(What you have to do) Which lines have the string "marker"? Copy all of them from the entries below.

start Given data

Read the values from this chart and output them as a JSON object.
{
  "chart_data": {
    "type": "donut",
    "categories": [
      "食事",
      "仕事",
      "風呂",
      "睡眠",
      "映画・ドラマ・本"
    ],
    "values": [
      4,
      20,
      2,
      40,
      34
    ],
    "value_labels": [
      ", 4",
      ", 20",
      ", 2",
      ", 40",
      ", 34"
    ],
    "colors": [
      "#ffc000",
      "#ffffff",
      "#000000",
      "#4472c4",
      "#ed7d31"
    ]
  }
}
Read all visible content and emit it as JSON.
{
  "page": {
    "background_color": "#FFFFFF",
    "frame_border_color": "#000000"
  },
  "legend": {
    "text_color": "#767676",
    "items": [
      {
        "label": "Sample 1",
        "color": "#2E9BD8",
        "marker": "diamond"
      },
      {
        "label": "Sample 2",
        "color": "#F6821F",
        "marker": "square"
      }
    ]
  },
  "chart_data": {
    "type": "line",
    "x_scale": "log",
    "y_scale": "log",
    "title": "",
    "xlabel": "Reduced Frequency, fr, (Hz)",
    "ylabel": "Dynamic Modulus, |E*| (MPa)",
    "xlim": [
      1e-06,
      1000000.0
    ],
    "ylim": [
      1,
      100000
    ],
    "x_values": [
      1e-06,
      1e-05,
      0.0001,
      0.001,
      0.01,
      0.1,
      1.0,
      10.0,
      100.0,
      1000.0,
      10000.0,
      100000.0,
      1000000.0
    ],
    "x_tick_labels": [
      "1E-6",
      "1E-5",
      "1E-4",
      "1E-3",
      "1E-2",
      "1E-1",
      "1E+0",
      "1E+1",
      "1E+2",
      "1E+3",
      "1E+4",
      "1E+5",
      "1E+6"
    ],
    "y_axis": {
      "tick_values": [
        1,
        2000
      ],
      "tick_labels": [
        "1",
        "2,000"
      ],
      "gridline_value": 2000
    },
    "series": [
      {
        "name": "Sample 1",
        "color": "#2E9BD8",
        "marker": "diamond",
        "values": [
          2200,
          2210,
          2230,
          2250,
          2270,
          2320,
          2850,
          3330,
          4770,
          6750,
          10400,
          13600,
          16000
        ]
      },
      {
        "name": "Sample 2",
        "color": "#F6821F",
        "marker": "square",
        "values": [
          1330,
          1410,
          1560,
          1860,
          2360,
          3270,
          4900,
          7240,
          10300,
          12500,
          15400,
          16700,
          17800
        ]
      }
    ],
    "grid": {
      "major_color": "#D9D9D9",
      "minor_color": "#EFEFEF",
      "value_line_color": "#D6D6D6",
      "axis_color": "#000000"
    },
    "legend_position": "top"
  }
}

end Given data

(Response to this task)
        "marker": "diamond"
        "marker": "square"
        "marker": "diamond",
        "marker": "square",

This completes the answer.